[begin Supplied text]

The speech of the Sussex characters is a parody of rural dialects (in particular the Somerset accent — another parody of Mary Webb, whose characters all tended to speak with a Somerset accent despite the fact they more often than not lived in a completely different county) and is sprinkled with fake but authentic-sounding local vocabulary such as mollocking (Seth's favourite activity, undefined but invariably resulting in the pregnancy of a local maid), sukebind (a weed whose flowering in the Spring symbolises the quickening of sexual urges in man and beast; the word is presumably formed by analogy to 'woodbine' (honeysuckle) and bindweed) and clettering (an impractical method used by Adam for washing dishes, which involves scraping them with a dry twig).
[edit] Characters (in order of appearance)
In London:
- Flora Poste: the heroine, a nineteen-year old from London whose parents are deceased.
- Mary Smiling: a widow, Flora's friend in London.
- Charles Fairford: Flora's cousin in London, studying to become a parson.
In Howling, Sussex:
- Judith Starkadder: Flora's cousin, wife of Amos. She has an unhealthy passion for her own son Seth.
- Seth Starkadder: younger son of Amos and Judith. Handsome and over-sexed. Has a passion for the movies.
- Ada Doom: Judith's mother, a reclusive, miserly widow, owner of the farm, who constantly complains of having "seen something nasty in the woodshed" when she was a girl.
- Adam Lambsbreath: extremely ancient farm hand, obsessed with his cows and with Elfine.
- Mark Dolour: farm hand.
- Amos Starkadder: Judith's husband, and hellfire preacher at the Church of the Quivering Brethren. ("Ye're all damned!")
- Micah, married to Susan; Urk, a bachelor who wants to marry Elfine; Ezra, married to Jane; Caraway, married to Lettie; Harkaway: Amos's half-cousins.
- Luke, married to Prue; Mark, divorced from Susan and married to Phoebe: Amos's half-brothers.
- Reuben Starkadder: Amos's heir, jealous of anyone who stands between him and his inheritance of the farm.
- Meriam Beetle: hired girl, and mother of Seth's four children.
- Elfine: an intellectual, outdoor-loving girl of the Starkadder family, who is besotted with the local squire, Richard Hawk-Monitor of Hautcouture (pronounced "Howchiker") Hall.
- Mrs Beetle: cleaning lady, rather more sensible than the Starkadders.
- Mrs Murther: landlady of The Condemn'd Man public house.
- Mr Meyerburg: (universally known as "Mr Mybug") a writer who is in love with Flora. He is working on a thesis that the works of the Brontë sisters were written by their brother Branwell Brontë.
- Rennet: unwanted daughter of Susan and Mark
- Dr Müdel: psychoanalyst.
and also:
- Graceless, Aimless, Feckless and Pointless: the farm's cows, and Adam Lambsbreath's chief charge. Occasionally given to losing extremities.
- Viper: the horse, pulls the trap which is the farm's main transportation
- Big Business: the bull, spends most of his time inside the barn.

[end Supplied text]
[begin Input]

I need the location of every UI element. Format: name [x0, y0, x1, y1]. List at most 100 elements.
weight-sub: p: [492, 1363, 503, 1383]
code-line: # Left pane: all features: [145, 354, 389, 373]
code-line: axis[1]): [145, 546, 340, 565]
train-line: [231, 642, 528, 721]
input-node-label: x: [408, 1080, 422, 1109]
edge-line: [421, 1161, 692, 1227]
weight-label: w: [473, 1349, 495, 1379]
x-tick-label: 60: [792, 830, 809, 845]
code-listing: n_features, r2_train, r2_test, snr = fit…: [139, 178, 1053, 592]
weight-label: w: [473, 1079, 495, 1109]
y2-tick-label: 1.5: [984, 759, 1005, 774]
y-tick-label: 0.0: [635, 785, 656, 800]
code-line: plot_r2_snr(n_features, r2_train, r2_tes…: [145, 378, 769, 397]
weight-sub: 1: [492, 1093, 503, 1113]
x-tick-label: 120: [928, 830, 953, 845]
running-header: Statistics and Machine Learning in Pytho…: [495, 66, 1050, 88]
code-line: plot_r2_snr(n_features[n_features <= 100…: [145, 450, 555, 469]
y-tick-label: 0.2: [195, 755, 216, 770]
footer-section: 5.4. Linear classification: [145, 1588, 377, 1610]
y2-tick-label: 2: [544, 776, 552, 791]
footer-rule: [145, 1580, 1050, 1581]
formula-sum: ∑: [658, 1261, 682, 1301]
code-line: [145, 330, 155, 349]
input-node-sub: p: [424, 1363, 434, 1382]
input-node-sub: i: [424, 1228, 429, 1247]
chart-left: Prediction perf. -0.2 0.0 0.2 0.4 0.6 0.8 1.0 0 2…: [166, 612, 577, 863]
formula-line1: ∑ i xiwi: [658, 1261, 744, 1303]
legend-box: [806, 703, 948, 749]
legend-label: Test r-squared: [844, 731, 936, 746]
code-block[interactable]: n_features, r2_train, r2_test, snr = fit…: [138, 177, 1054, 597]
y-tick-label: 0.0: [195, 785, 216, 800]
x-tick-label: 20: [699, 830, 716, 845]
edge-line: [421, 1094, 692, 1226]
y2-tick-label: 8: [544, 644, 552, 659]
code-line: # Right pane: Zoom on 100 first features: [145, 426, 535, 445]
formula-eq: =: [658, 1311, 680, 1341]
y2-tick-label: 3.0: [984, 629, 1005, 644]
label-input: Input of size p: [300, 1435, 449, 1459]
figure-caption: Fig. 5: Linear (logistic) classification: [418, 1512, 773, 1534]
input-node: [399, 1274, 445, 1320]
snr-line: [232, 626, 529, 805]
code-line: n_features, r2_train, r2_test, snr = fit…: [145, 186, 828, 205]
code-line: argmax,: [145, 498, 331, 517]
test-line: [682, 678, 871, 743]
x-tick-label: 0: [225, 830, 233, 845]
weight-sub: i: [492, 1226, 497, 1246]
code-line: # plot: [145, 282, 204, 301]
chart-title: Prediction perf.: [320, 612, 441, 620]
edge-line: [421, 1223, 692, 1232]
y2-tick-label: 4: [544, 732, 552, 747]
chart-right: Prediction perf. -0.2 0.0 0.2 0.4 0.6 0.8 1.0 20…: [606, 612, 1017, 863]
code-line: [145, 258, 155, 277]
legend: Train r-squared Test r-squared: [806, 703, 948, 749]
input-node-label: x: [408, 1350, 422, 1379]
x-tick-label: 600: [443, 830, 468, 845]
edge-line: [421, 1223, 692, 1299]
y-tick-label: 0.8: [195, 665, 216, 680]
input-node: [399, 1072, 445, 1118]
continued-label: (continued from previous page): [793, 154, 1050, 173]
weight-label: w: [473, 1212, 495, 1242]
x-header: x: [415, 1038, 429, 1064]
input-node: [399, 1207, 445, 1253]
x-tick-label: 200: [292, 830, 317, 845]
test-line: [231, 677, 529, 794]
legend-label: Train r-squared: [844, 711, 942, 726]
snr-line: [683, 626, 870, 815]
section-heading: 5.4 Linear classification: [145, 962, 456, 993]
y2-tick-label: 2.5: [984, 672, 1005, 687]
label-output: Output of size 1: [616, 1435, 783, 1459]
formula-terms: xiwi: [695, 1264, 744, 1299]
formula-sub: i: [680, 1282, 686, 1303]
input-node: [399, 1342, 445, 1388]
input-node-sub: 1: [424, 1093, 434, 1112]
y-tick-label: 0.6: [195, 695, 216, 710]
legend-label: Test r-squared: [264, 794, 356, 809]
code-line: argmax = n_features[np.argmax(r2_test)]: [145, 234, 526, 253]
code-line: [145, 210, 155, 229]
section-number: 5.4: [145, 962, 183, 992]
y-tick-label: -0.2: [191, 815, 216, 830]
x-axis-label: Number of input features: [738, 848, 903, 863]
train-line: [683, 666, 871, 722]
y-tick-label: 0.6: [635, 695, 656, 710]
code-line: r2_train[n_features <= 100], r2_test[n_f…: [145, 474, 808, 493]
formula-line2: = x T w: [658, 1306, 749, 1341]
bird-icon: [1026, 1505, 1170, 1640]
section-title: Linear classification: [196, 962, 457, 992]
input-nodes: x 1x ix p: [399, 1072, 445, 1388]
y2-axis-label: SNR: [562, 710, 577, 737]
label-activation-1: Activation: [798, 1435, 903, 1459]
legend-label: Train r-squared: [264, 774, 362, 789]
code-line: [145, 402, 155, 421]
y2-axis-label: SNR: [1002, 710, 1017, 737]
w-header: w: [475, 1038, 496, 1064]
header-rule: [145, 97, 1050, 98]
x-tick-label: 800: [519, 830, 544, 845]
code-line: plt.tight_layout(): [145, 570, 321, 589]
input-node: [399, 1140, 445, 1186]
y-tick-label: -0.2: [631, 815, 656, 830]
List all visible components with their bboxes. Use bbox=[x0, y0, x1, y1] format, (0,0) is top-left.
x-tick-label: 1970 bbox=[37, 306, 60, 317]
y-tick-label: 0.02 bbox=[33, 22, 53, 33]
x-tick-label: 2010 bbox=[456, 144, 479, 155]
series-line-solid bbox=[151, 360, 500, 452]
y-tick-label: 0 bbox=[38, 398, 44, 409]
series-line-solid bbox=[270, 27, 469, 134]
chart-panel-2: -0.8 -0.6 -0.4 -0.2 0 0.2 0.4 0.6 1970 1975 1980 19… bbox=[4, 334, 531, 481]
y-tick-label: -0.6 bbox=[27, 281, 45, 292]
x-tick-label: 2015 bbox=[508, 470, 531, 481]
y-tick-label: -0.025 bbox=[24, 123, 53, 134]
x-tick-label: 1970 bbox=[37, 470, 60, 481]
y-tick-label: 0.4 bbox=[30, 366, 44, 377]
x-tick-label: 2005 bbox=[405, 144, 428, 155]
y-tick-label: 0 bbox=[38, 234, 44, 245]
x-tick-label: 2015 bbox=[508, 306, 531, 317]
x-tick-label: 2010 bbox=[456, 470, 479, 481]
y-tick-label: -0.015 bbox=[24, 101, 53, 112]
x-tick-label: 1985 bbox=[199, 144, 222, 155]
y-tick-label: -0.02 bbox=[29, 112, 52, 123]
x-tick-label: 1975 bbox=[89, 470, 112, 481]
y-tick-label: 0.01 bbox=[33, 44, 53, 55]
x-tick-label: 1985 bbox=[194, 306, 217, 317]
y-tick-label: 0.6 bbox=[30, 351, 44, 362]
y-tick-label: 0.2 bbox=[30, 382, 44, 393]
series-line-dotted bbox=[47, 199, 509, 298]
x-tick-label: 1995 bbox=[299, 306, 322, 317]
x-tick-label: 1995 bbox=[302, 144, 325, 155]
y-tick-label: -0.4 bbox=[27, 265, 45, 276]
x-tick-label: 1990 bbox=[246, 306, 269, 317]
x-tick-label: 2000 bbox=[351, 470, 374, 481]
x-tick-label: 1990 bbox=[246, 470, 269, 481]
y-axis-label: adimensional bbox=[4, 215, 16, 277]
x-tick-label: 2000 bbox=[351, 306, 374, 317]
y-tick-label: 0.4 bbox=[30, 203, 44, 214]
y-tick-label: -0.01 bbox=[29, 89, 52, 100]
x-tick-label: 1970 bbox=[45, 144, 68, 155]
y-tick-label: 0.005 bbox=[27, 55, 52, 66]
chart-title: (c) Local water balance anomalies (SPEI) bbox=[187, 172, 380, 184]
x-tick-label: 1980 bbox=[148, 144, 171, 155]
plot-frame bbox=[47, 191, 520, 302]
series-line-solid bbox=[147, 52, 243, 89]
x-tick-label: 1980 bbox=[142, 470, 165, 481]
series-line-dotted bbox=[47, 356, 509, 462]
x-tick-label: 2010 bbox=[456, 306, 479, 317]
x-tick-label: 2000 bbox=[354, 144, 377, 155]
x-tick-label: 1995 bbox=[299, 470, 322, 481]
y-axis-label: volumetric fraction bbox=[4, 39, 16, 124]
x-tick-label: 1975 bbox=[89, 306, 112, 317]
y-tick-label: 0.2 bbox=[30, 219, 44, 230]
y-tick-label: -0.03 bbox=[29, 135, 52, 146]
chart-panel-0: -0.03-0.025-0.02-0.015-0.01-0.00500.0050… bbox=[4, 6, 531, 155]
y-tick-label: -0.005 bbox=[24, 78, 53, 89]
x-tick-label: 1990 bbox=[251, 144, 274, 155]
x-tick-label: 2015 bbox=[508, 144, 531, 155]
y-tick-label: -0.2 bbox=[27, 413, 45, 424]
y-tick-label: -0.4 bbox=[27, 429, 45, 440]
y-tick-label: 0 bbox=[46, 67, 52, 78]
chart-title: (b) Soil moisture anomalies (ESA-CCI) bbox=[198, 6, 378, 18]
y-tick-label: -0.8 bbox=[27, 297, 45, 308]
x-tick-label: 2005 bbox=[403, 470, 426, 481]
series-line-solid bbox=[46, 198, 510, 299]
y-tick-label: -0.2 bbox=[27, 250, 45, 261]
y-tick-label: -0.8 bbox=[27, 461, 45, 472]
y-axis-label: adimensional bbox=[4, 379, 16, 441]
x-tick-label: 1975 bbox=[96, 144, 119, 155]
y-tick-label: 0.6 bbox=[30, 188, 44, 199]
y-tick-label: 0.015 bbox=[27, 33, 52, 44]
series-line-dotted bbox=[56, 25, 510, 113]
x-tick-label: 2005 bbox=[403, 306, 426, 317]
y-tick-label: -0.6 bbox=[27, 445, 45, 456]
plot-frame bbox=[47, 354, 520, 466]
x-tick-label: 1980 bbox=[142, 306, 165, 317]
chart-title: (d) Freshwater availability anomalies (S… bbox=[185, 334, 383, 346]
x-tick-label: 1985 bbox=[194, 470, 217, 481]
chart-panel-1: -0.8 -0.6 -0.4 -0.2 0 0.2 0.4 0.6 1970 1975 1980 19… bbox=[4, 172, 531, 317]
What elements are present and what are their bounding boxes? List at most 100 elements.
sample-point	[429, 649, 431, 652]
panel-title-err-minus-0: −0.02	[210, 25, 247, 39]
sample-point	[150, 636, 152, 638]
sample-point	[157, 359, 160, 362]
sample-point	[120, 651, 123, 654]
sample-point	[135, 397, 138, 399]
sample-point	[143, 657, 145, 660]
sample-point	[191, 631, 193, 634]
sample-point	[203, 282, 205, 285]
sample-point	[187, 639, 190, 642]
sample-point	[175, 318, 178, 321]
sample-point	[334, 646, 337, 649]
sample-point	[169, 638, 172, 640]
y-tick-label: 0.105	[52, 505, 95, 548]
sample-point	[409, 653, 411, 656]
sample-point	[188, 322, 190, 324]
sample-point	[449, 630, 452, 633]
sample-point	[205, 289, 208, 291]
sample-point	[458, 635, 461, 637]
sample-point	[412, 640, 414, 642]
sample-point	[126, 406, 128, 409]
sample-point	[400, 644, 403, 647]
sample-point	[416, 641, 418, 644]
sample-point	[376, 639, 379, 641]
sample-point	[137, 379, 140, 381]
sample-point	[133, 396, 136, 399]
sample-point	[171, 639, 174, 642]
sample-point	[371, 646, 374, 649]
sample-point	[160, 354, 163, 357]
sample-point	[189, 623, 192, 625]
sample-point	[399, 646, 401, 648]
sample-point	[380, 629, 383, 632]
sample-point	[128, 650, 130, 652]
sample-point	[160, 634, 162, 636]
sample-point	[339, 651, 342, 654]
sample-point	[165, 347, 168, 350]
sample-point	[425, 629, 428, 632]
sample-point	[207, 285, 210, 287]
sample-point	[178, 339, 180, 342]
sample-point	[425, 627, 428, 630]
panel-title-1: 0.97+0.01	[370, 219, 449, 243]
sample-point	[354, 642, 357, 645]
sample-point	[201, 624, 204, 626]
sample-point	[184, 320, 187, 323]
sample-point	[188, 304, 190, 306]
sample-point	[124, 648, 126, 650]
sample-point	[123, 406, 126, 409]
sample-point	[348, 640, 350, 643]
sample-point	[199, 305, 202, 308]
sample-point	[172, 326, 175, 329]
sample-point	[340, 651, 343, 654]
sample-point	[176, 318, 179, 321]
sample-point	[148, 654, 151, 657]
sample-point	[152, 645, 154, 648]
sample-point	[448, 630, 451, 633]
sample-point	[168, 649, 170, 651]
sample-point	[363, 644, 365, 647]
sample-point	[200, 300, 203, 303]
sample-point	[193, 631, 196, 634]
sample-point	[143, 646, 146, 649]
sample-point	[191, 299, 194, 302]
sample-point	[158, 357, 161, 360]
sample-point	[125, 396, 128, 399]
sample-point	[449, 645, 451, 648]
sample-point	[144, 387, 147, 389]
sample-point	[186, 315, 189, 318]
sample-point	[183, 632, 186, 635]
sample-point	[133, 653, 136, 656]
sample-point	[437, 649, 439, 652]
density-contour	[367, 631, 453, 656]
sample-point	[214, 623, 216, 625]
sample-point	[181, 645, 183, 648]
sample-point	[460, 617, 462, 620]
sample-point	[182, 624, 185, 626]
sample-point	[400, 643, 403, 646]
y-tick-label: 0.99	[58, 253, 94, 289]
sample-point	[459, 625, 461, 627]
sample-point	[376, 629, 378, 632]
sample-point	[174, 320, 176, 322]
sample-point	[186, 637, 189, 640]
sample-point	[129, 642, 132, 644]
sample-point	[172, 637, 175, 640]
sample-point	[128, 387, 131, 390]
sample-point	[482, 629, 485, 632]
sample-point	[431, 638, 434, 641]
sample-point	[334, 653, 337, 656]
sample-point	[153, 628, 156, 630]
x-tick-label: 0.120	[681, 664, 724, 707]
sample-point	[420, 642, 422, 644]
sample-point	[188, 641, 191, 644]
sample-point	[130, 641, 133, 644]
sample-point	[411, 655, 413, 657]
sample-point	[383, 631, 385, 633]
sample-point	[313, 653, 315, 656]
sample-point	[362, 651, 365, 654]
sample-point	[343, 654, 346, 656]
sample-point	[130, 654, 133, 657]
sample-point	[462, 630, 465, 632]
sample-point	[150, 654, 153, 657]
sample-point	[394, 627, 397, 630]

[end Input]

The tasks ::
A) Can you reproduce the character list word for word, starting with "- Mark Dolour: farm" and going on through "Harkaway: Amos's half-cousins."?
B) Will you transcribe the records word for word, starting with their first line and going on through the line with "train-line: [231, 642, 528, 721]", including both of those lines?
The character list and the records have no connection to each other.

Results by task ::
A)
- Mark Dolour: farm hand.
- Amos Starkadder: Judith's husband, and hellfire preacher at the Church of the Quivering Brethren. ("Ye're all damned!")
- Micah, married to Susan; Urk, a bachelor who wants to marry Elfine; Ezra, married to Jane; Caraway, married to Lettie; Harkaway: Amos's half-cousins.

B)
I need the location of every UI element. Format: name [x0, y0, x1, y1]. List at most 100 elements.
weight-sub: p: [492, 1363, 503, 1383]
code-line: # Left pane: all features: [145, 354, 389, 373]
code-line: axis[1]): [145, 546, 340, 565]
train-line: [231, 642, 528, 721]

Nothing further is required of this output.